Task to carry out
Copy out lines with the word "Sample" from the material that follows.

Source material

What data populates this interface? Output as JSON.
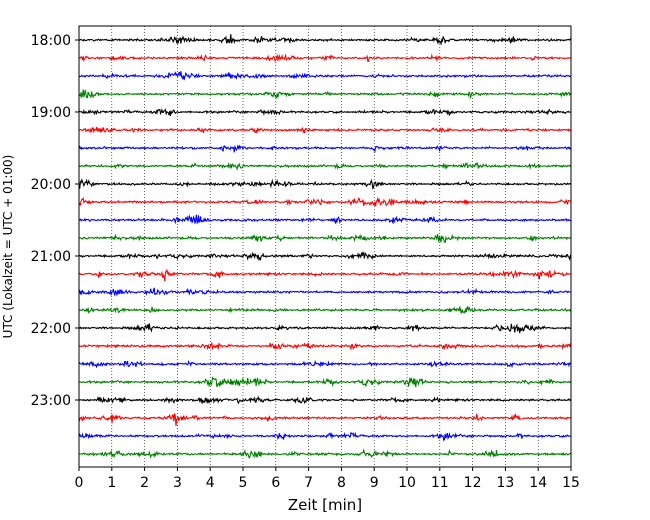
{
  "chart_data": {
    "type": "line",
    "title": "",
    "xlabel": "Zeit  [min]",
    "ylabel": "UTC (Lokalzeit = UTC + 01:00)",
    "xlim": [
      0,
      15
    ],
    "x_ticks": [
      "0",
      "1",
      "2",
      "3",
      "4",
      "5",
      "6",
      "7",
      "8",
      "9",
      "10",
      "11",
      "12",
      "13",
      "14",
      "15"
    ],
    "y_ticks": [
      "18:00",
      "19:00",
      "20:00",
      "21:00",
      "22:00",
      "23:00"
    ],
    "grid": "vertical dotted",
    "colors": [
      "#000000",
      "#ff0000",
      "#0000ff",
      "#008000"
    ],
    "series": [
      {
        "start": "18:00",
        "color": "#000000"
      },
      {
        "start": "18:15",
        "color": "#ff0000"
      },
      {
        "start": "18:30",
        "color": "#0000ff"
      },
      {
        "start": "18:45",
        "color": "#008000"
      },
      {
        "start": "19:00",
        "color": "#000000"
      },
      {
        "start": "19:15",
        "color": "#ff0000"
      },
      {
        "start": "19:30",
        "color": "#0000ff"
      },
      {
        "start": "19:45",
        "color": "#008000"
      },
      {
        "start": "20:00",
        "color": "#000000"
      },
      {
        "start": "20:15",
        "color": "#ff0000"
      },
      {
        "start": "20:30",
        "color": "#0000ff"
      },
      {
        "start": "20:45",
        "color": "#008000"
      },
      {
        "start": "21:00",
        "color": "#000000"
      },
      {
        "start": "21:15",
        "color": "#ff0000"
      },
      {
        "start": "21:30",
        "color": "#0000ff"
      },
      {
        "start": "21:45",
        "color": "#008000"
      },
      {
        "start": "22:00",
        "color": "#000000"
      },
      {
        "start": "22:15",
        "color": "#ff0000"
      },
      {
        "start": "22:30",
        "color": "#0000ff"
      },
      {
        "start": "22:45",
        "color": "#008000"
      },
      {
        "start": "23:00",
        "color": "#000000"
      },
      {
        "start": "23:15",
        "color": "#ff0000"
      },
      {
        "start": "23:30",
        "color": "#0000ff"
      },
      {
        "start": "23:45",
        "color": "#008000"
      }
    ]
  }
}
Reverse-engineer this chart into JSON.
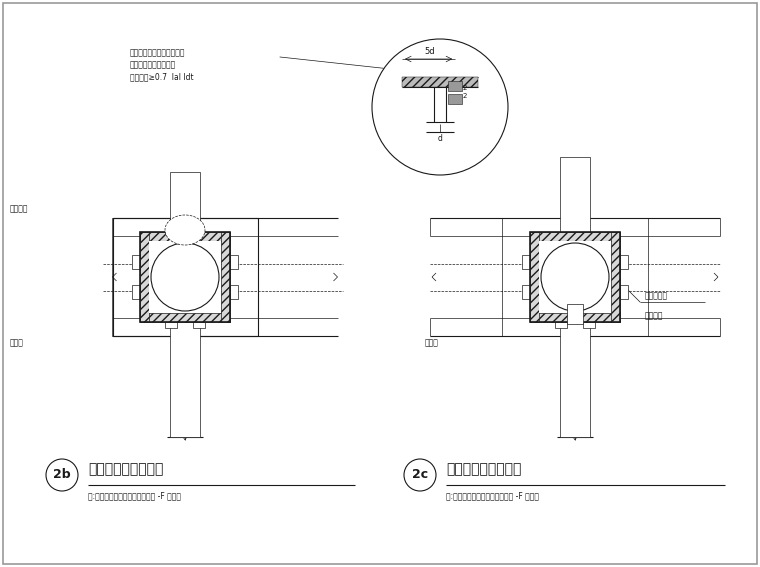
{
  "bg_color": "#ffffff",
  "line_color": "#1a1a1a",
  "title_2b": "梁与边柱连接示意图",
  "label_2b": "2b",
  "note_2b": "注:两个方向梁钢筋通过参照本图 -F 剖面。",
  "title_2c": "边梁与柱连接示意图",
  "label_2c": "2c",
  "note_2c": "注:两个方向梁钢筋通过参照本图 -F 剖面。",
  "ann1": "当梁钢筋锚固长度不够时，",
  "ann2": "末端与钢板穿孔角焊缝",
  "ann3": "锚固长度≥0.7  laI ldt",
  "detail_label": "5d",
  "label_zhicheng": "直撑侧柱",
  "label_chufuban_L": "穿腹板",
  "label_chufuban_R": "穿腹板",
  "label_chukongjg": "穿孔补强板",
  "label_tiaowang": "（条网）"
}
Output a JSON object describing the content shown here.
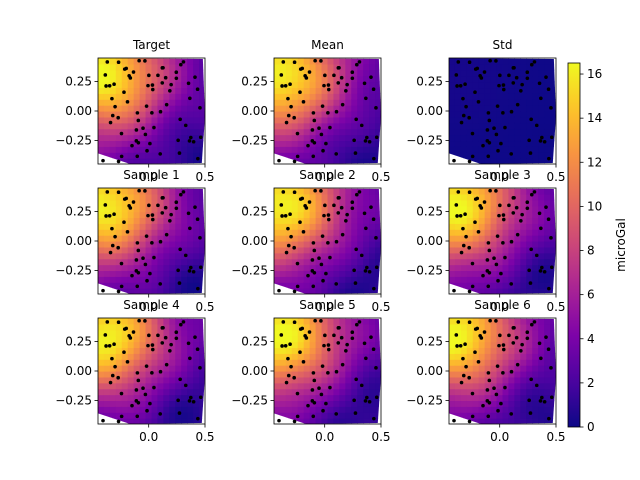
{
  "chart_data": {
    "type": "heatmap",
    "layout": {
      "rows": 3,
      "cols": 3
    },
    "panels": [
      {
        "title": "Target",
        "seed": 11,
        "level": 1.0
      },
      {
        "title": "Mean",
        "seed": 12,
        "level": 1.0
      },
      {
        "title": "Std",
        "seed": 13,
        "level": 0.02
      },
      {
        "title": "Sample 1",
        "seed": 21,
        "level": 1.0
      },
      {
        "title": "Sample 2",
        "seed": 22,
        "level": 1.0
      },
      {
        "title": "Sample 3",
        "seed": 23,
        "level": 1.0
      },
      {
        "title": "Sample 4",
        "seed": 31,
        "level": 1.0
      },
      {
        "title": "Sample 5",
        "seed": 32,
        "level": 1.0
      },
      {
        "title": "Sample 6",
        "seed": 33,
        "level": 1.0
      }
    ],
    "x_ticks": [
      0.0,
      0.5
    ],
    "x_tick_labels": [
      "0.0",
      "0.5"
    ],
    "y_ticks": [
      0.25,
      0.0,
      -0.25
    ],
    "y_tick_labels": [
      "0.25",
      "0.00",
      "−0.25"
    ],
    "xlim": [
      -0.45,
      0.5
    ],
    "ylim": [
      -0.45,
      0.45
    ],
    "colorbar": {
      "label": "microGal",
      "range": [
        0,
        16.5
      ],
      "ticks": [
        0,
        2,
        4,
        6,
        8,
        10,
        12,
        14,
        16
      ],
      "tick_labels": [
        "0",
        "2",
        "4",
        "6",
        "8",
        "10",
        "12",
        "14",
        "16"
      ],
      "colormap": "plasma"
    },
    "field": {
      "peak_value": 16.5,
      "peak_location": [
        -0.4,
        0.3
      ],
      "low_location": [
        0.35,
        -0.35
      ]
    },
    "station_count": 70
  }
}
--
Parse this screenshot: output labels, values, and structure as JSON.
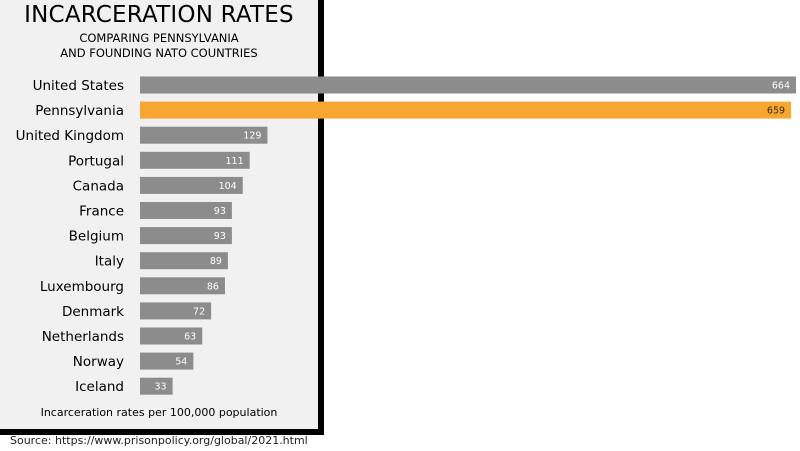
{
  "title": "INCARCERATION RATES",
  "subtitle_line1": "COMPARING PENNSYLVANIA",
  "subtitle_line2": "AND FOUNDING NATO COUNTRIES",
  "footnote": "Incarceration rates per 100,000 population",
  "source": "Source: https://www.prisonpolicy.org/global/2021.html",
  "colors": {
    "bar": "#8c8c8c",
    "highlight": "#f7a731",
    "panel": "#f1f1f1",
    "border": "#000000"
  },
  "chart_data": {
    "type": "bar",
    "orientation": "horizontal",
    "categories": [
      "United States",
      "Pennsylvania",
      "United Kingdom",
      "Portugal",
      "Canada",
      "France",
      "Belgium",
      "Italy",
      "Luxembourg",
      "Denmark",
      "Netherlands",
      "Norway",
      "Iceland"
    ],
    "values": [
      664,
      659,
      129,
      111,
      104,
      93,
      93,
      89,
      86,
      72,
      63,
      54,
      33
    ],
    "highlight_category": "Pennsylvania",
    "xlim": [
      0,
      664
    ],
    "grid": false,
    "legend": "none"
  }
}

Response to this exercise
        "title": "Sample 1",
        "title": "Sample 2",
        "title": "Sample 3",
        "title": "Sample 4",
        "title": "Sample 5",
        "title": "Sample 6",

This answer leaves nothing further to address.